- [Task prompt]
Report each line of the data that has "Create" somewhere in it.

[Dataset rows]

^^^^^^^^^^^^^^^^

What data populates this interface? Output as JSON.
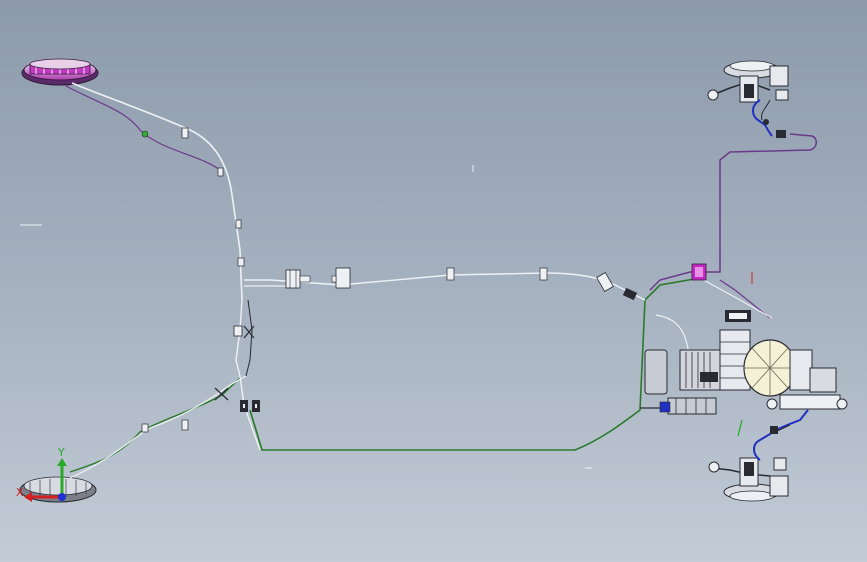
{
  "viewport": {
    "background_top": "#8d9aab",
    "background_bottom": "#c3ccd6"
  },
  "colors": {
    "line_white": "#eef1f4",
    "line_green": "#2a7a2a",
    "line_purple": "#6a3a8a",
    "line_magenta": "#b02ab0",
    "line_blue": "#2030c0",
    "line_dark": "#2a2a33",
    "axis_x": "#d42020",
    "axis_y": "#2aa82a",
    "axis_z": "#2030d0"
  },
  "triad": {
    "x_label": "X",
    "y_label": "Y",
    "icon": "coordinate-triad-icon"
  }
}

^^^^^^^^^^^^^^^^

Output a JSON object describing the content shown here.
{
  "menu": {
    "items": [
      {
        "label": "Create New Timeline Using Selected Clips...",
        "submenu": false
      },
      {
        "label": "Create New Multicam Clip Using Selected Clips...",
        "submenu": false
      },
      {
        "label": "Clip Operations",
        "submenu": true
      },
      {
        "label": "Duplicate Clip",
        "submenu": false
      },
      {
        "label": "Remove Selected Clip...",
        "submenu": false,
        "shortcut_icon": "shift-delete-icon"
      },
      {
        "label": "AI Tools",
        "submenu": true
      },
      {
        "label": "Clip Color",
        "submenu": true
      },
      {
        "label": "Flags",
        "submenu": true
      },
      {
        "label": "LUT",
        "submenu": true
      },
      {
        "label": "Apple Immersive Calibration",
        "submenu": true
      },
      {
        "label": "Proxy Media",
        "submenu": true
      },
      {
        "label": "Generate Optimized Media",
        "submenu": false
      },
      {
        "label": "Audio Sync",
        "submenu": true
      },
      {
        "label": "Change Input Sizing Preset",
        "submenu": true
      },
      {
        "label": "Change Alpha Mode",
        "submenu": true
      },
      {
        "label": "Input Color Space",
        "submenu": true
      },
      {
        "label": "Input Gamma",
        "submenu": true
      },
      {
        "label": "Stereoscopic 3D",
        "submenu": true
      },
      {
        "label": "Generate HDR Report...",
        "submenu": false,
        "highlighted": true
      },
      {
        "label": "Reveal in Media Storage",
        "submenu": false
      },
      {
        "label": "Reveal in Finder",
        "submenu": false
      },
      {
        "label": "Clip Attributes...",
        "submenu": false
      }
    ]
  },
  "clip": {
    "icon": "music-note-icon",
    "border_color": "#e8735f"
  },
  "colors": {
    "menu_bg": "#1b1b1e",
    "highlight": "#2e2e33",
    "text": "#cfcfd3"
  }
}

^^^^^^^^^^^^^^^^

- [Finished exercise]
        "label": "Create New Timeline Using Selected Clips...",
        "label": "Create New Multicam Clip Using Selected Clips...",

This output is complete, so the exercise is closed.